**Requirement**: In the records below, tally every line containing "УМВД". Report only the total.

━━━━━ Provided entries

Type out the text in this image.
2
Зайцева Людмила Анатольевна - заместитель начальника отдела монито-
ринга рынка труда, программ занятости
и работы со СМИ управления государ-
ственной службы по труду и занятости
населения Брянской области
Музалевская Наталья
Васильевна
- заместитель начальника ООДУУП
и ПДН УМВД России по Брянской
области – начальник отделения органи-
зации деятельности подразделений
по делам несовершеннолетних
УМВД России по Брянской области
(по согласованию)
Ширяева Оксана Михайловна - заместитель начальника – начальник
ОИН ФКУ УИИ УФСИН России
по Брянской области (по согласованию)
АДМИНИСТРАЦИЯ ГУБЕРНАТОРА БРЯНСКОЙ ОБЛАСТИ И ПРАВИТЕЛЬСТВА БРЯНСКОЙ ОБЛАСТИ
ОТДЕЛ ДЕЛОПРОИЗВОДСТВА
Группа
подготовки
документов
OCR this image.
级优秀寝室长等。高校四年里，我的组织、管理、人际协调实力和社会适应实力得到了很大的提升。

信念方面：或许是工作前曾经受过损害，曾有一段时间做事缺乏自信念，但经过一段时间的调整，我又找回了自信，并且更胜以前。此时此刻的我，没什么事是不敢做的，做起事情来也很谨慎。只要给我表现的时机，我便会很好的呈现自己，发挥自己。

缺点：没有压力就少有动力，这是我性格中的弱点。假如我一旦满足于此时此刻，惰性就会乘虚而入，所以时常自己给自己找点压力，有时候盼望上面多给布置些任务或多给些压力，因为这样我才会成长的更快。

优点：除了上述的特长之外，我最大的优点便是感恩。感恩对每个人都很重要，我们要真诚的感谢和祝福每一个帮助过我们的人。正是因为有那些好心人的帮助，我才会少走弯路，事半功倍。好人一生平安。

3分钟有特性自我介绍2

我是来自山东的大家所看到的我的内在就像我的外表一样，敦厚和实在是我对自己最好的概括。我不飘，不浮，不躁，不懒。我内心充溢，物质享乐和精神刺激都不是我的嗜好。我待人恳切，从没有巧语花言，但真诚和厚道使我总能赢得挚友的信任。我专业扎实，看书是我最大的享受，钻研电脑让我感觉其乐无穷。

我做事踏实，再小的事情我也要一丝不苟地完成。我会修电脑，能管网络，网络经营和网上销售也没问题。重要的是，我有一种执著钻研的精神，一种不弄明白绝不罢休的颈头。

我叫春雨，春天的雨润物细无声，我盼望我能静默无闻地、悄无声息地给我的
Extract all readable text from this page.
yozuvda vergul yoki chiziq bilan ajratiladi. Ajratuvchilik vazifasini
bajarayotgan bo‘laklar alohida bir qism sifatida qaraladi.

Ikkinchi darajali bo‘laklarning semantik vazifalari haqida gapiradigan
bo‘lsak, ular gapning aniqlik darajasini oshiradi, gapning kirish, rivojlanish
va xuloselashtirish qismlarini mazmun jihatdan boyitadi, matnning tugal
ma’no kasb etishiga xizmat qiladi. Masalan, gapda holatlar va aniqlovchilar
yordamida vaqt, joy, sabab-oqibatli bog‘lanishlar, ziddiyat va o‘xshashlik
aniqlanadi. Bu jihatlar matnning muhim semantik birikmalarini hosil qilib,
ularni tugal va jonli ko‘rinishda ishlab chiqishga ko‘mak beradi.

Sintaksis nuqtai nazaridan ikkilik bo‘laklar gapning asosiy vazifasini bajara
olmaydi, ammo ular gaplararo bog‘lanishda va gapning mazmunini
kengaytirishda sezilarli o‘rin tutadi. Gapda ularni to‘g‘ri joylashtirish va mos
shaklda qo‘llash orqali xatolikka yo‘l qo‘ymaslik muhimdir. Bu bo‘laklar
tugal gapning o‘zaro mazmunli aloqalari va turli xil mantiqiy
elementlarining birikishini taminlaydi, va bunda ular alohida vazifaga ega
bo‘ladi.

━━━━━━━━━━

**Worked solution**: 2